- _Direction_: Transcribe only what runs from the line containing "Extract all the data from this chart as JSON." through the final line below, exactly, and leave every picture out.

- _Stored data_:
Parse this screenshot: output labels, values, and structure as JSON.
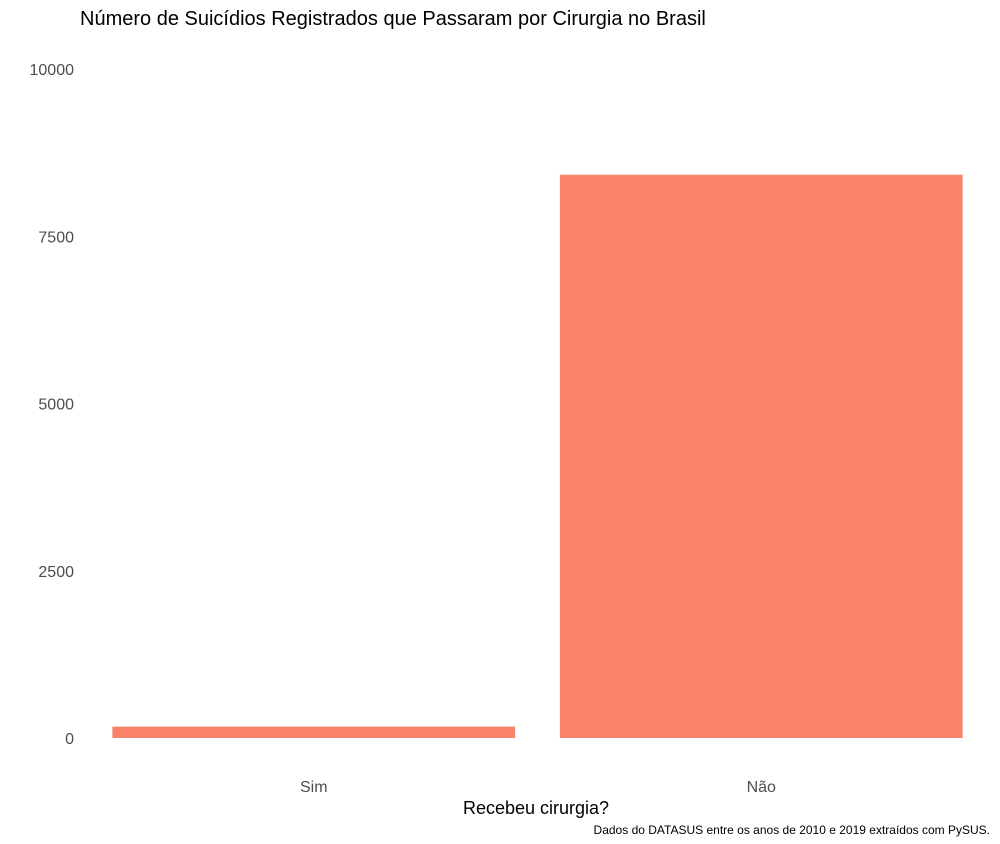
{
  "chart_data": {
    "type": "bar",
    "title": "Número de Suicídios Registrados que Passaram por Cirurgia no Brasil",
    "xlabel": "Recebeu cirurgia?",
    "ylabel": "",
    "caption": "Dados do DATASUS entre os anos de 2010 e 2019 extraídos com PySUS.",
    "categories": [
      "Sim",
      "Não"
    ],
    "values": [
      170,
      8420
    ],
    "ylim": [
      0,
      10000
    ],
    "yticks": [
      0,
      2500,
      5000,
      7500,
      10000
    ],
    "ytick_labels": [
      "0",
      "2500",
      "5000",
      "7500",
      "10000"
    ],
    "bar_color": "#F8826A",
    "grid": false,
    "legend": "none"
  }
}
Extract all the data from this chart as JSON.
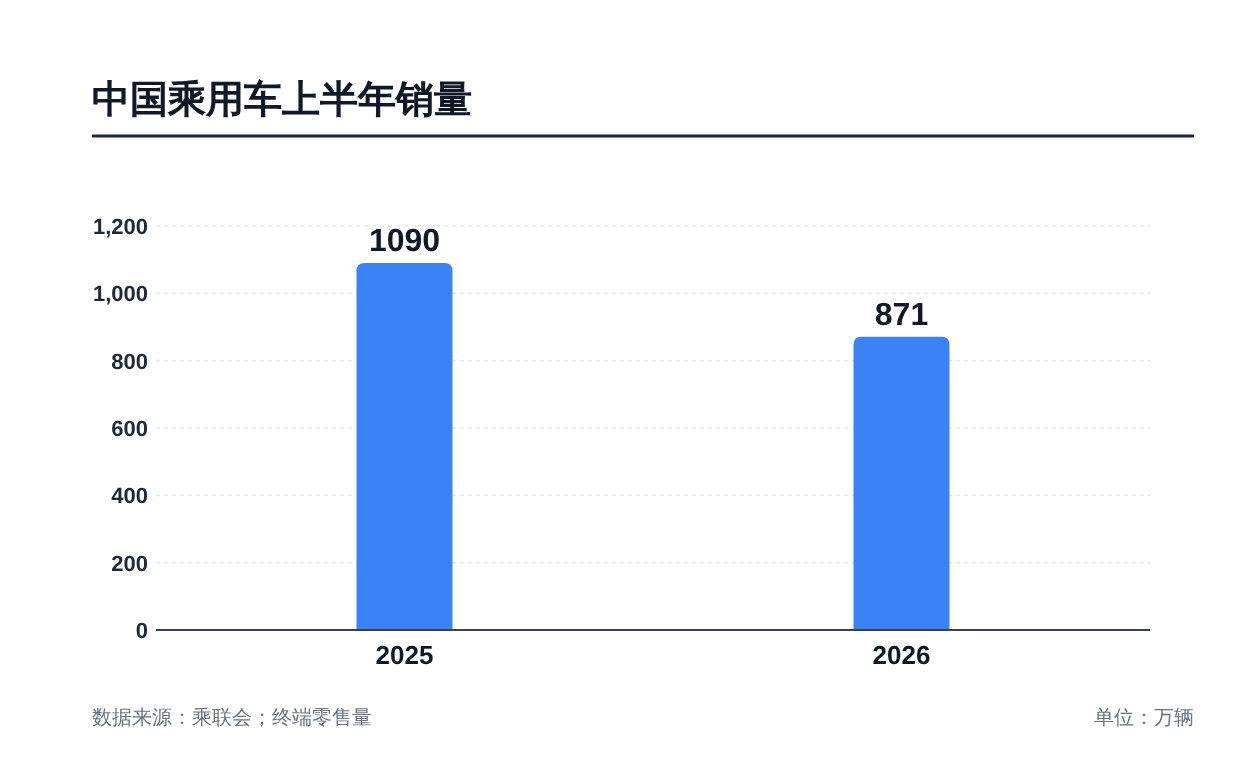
{
  "chart_data": {
    "type": "bar",
    "title": "中国乘用车上半年销量",
    "categories": [
      "2025",
      "2026"
    ],
    "values": [
      1090,
      871
    ],
    "color": "#3b82f6",
    "ylim": [
      0,
      1200
    ],
    "yticks": [
      0,
      200,
      400,
      600,
      800,
      {
        "value": 1000,
        "label": "1,000"
      },
      {
        "value": 1200,
        "label": "1,200"
      }
    ],
    "grid": "y",
    "data_labels": true,
    "annotations": [
      "数据来源：乘联会；终端零售量",
      "单位：万辆"
    ]
  }
}
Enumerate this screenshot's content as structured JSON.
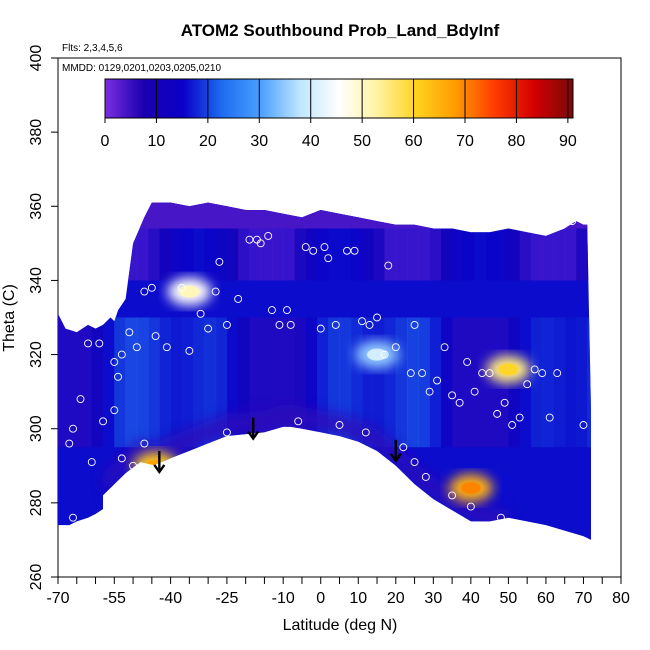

- _In response_:
Extract all the data from this chart as JSON.
{
  "chart_data": {
    "type": "bar",
    "title": "中国乘用车上半年销量",
    "categories": [
      "2025",
      "2026"
    ],
    "values": [
      1090,
      871
    ],
    "color": "#3b82f6",
    "ylim": [
      0,
      1200
    ],
    "yticks": [
      0,
      200,
      400,
      600,
      800,
      {
        "value": 1000,
        "label": "1,000"
      },
      {
        "value": 1200,
        "label": "1,200"
      }
    ],
    "grid": "y",
    "data_labels": true,
    "annotations": [
      "数据来源：乘联会；终端零售量",
      "单位：万辆"
    ]
  }
}
Enumerate this screenshot's content as structured JSON.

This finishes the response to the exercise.